**** DATA ****
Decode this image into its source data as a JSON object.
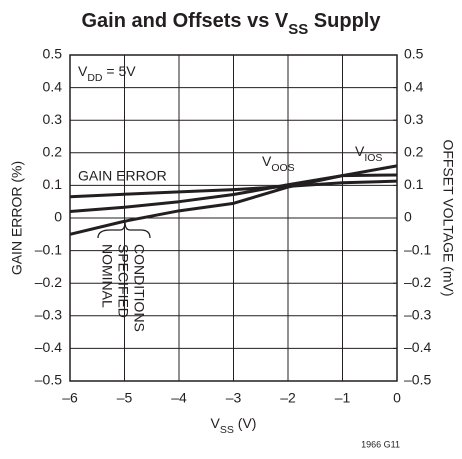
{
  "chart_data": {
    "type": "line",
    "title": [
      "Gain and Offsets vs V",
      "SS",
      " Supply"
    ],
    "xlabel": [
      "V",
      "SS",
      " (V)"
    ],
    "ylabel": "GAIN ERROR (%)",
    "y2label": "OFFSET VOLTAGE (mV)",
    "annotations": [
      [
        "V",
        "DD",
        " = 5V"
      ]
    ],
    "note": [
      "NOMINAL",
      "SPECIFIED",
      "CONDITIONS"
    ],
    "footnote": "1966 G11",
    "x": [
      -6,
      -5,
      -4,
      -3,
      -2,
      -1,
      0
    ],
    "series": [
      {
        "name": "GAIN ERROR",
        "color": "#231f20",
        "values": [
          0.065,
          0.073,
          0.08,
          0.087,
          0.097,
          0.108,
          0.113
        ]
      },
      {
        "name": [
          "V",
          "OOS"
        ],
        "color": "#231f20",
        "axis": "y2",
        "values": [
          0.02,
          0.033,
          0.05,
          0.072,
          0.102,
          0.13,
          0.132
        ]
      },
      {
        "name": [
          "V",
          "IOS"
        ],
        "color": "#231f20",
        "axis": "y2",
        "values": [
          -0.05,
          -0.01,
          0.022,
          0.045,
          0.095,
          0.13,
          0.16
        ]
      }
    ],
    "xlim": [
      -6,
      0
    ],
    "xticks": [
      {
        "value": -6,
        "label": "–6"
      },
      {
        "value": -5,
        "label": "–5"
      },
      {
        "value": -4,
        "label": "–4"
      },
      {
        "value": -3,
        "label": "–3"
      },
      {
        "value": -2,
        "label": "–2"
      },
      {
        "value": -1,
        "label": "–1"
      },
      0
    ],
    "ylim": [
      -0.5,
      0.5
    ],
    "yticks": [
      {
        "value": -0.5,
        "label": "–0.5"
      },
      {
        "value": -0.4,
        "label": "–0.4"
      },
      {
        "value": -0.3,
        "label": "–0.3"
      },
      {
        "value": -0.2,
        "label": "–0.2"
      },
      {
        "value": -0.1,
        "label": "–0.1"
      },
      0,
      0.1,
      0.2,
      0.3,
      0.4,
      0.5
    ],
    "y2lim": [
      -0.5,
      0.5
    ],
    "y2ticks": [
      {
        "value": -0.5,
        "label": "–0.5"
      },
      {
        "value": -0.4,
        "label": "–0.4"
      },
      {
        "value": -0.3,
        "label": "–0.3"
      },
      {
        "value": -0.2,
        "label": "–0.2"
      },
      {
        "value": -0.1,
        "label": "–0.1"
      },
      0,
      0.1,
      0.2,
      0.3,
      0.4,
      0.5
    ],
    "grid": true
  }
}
****
WHAT IS NEEDED ▸ Copy the material above exactly and drop the pictures.

THE RESULT ▸
Decode this image into its source data as a JSON object.
{
  "chart_data": {
    "type": "line",
    "title": [
      "Gain and Offsets vs V",
      "SS",
      " Supply"
    ],
    "xlabel": [
      "V",
      "SS",
      " (V)"
    ],
    "ylabel": "GAIN ERROR (%)",
    "y2label": "OFFSET VOLTAGE (mV)",
    "annotations": [
      [
        "V",
        "DD",
        " = 5V"
      ]
    ],
    "note": [
      "NOMINAL",
      "SPECIFIED",
      "CONDITIONS"
    ],
    "footnote": "1966 G11",
    "x": [
      -6,
      -5,
      -4,
      -3,
      -2,
      -1,
      0
    ],
    "series": [
      {
        "name": "GAIN ERROR",
        "color": "#231f20",
        "values": [
          0.065,
          0.073,
          0.08,
          0.087,
          0.097,
          0.108,
          0.113
        ]
      },
      {
        "name": [
          "V",
          "OOS"
        ],
        "color": "#231f20",
        "axis": "y2",
        "values": [
          0.02,
          0.033,
          0.05,
          0.072,
          0.102,
          0.13,
          0.132
        ]
      },
      {
        "name": [
          "V",
          "IOS"
        ],
        "color": "#231f20",
        "axis": "y2",
        "values": [
          -0.05,
          -0.01,
          0.022,
          0.045,
          0.095,
          0.13,
          0.16
        ]
      }
    ],
    "xlim": [
      -6,
      0
    ],
    "xticks": [
      {
        "value": -6,
        "label": "–6"
      },
      {
        "value": -5,
        "label": "–5"
      },
      {
        "value": -4,
        "label": "–4"
      },
      {
        "value": -3,
        "label": "–3"
      },
      {
        "value": -2,
        "label": "–2"
      },
      {
        "value": -1,
        "label": "–1"
      },
      0
    ],
    "ylim": [
      -0.5,
      0.5
    ],
    "yticks": [
      {
        "value": -0.5,
        "label": "–0.5"
      },
      {
        "value": -0.4,
        "label": "–0.4"
      },
      {
        "value": -0.3,
        "label": "–0.3"
      },
      {
        "value": -0.2,
        "label": "–0.2"
      },
      {
        "value": -0.1,
        "label": "–0.1"
      },
      0,
      0.1,
      0.2,
      0.3,
      0.4,
      0.5
    ],
    "y2lim": [
      -0.5,
      0.5
    ],
    "y2ticks": [
      {
        "value": -0.5,
        "label": "–0.5"
      },
      {
        "value": -0.4,
        "label": "–0.4"
      },
      {
        "value": -0.3,
        "label": "–0.3"
      },
      {
        "value": -0.2,
        "label": "–0.2"
      },
      {
        "value": -0.1,
        "label": "–0.1"
      },
      0,
      0.1,
      0.2,
      0.3,
      0.4,
      0.5
    ],
    "grid": true
  }
}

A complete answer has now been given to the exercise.